### Data shown ###
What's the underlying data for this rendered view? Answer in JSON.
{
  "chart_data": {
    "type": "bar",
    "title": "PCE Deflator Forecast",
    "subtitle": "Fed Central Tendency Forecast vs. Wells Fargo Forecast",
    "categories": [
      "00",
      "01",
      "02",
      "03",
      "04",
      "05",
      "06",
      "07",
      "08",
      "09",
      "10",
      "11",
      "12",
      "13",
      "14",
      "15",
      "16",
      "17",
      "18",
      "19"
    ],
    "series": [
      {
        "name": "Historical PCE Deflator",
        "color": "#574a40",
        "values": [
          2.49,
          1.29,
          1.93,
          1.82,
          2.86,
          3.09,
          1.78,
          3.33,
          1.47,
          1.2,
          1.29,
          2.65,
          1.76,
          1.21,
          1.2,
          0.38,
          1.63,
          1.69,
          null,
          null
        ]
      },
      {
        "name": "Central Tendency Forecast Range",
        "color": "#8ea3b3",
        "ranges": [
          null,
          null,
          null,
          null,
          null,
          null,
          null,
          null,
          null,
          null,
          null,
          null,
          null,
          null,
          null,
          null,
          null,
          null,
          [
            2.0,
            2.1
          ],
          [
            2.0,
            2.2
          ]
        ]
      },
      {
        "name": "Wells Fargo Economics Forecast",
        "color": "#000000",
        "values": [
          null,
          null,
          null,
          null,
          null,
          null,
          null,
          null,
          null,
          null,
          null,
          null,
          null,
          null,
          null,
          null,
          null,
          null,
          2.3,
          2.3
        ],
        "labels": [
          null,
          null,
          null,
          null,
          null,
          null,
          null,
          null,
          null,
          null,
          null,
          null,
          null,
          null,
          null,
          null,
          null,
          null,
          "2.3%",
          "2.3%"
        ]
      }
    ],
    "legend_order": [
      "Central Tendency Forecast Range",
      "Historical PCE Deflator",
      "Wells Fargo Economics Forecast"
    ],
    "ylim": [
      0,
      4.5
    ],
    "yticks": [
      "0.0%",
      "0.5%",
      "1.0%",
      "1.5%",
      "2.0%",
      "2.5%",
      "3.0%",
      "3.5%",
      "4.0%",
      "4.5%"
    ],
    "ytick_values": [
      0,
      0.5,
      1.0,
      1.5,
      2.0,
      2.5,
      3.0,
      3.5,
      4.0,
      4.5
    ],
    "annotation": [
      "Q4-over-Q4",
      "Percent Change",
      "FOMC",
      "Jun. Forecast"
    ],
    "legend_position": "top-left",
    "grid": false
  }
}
###
◆ Given task ◆
Exactly as written above, please repeat the entries.

◆ Worked answer ◆
What's the underlying data for this rendered view? Answer in JSON.
{
  "chart_data": {
    "type": "bar",
    "title": "PCE Deflator Forecast",
    "subtitle": "Fed Central Tendency Forecast vs. Wells Fargo Forecast",
    "categories": [
      "00",
      "01",
      "02",
      "03",
      "04",
      "05",
      "06",
      "07",
      "08",
      "09",
      "10",
      "11",
      "12",
      "13",
      "14",
      "15",
      "16",
      "17",
      "18",
      "19"
    ],
    "series": [
      {
        "name": "Historical PCE Deflator",
        "color": "#574a40",
        "values": [
          2.49,
          1.29,
          1.93,
          1.82,
          2.86,
          3.09,
          1.78,
          3.33,
          1.47,
          1.2,
          1.29,
          2.65,
          1.76,
          1.21,
          1.2,
          0.38,
          1.63,
          1.69,
          null,
          null
        ]
      },
      {
        "name": "Central Tendency Forecast Range",
        "color": "#8ea3b3",
        "ranges": [
          null,
          null,
          null,
          null,
          null,
          null,
          null,
          null,
          null,
          null,
          null,
          null,
          null,
          null,
          null,
          null,
          null,
          null,
          [
            2.0,
            2.1
          ],
          [
            2.0,
            2.2
          ]
        ]
      },
      {
        "name": "Wells Fargo Economics Forecast",
        "color": "#000000",
        "values": [
          null,
          null,
          null,
          null,
          null,
          null,
          null,
          null,
          null,
          null,
          null,
          null,
          null,
          null,
          null,
          null,
          null,
          null,
          2.3,
          2.3
        ],
        "labels": [
          null,
          null,
          null,
          null,
          null,
          null,
          null,
          null,
          null,
          null,
          null,
          null,
          null,
          null,
          null,
          null,
          null,
          null,
          "2.3%",
          "2.3%"
        ]
      }
    ],
    "legend_order": [
      "Central Tendency Forecast Range",
      "Historical PCE Deflator",
      "Wells Fargo Economics Forecast"
    ],
    "ylim": [
      0,
      4.5
    ],
    "yticks": [
      "0.0%",
      "0.5%",
      "1.0%",
      "1.5%",
      "2.0%",
      "2.5%",
      "3.0%",
      "3.5%",
      "4.0%",
      "4.5%"
    ],
    "ytick_values": [
      0,
      0.5,
      1.0,
      1.5,
      2.0,
      2.5,
      3.0,
      3.5,
      4.0,
      4.5
    ],
    "annotation": [
      "Q4-over-Q4",
      "Percent Change",
      "FOMC",
      "Jun. Forecast"
    ],
    "legend_position": "top-left",
    "grid": false
  }
}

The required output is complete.